[A block of data]
● ● ● ●

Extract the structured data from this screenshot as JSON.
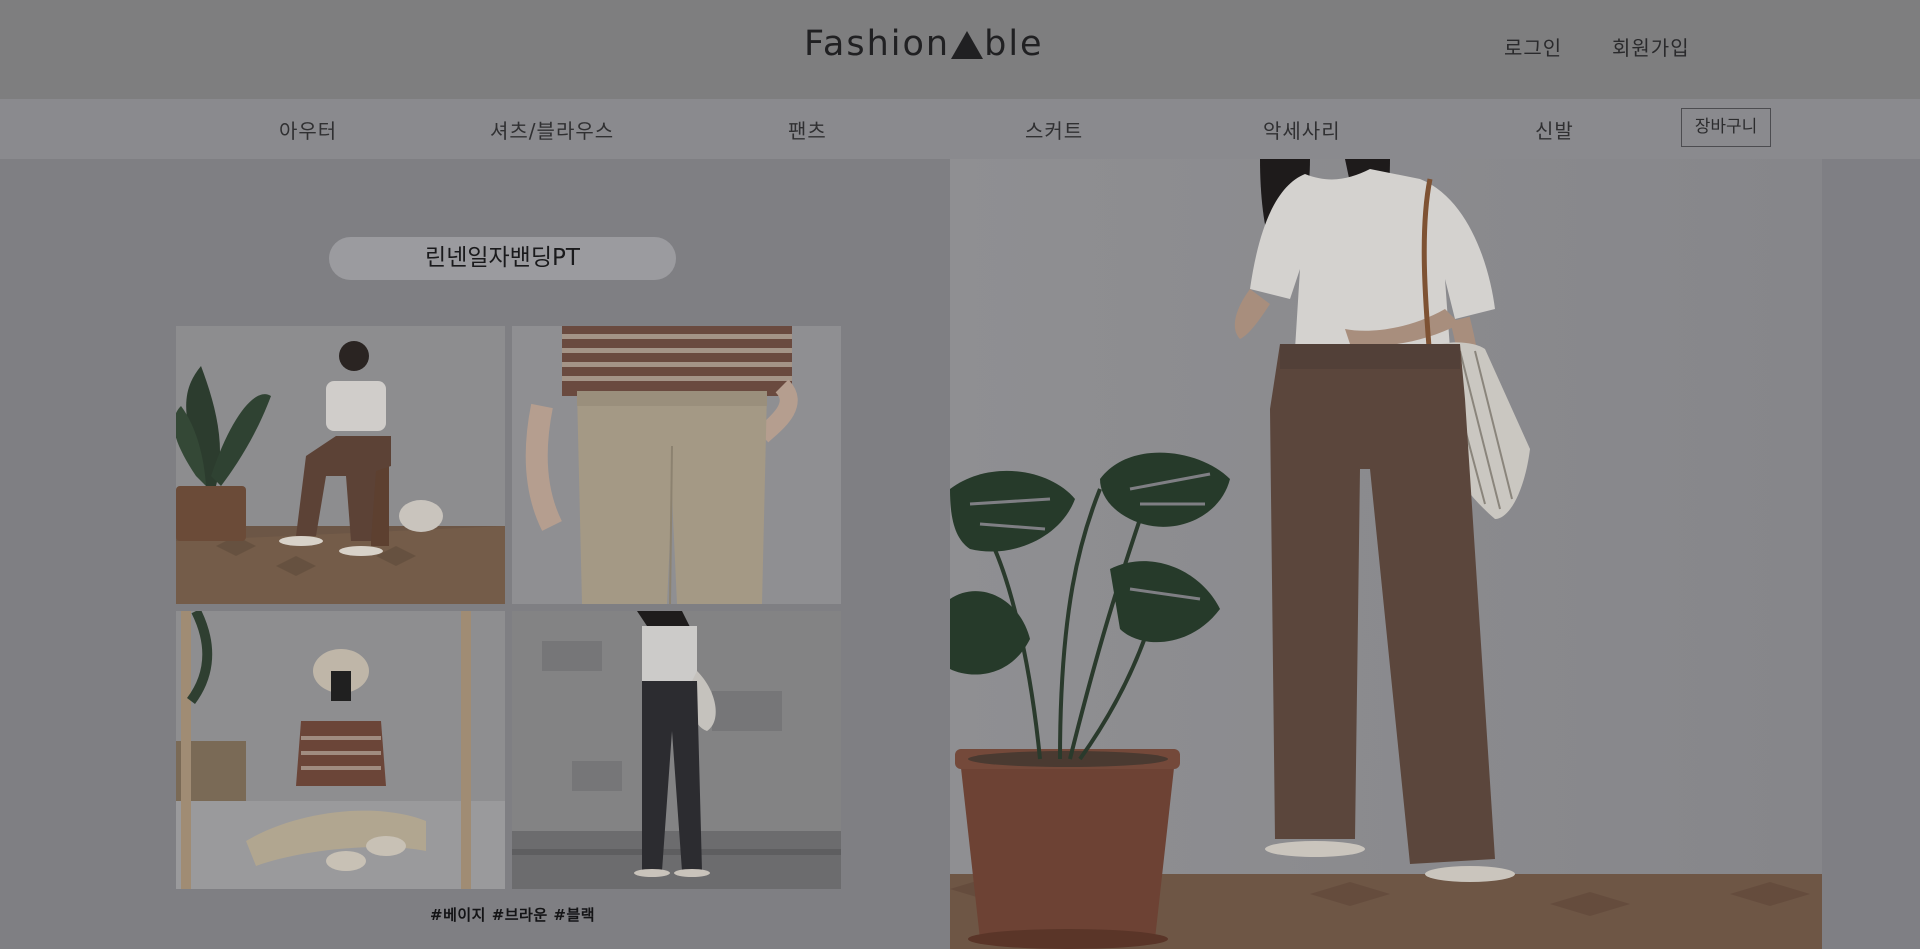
{
  "header": {
    "logo_left": "Fashion",
    "logo_right": "ble",
    "login": "로그인",
    "signup": "회원가입"
  },
  "nav": {
    "items": [
      {
        "label": "아우터"
      },
      {
        "label": "셔츠/블라우스"
      },
      {
        "label": "팬츠"
      },
      {
        "label": "스커트"
      },
      {
        "label": "악세사리"
      },
      {
        "label": "신발"
      }
    ],
    "cart": "장바구니"
  },
  "product": {
    "title": "린넨일자밴딩PT",
    "tags": "#베이지 #브라운 #블랙"
  },
  "icons": {
    "logo_mark": "triangle-a-icon"
  }
}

● ● ● ●

Challenge: Each record should be quoted exactly, with the images omitted.

Solution to this problem:
Extract the structured data from this screenshot as JSON.
{
  "header": {
    "logo_left": "Fashion",
    "logo_right": "ble",
    "login": "로그인",
    "signup": "회원가입"
  },
  "nav": {
    "items": [
      {
        "label": "아우터"
      },
      {
        "label": "셔츠/블라우스"
      },
      {
        "label": "팬츠"
      },
      {
        "label": "스커트"
      },
      {
        "label": "악세사리"
      },
      {
        "label": "신발"
      }
    ],
    "cart": "장바구니"
  },
  "product": {
    "title": "린넨일자밴딩PT",
    "tags": "#베이지 #브라운 #블랙"
  },
  "icons": {
    "logo_mark": "triangle-a-icon"
  }
}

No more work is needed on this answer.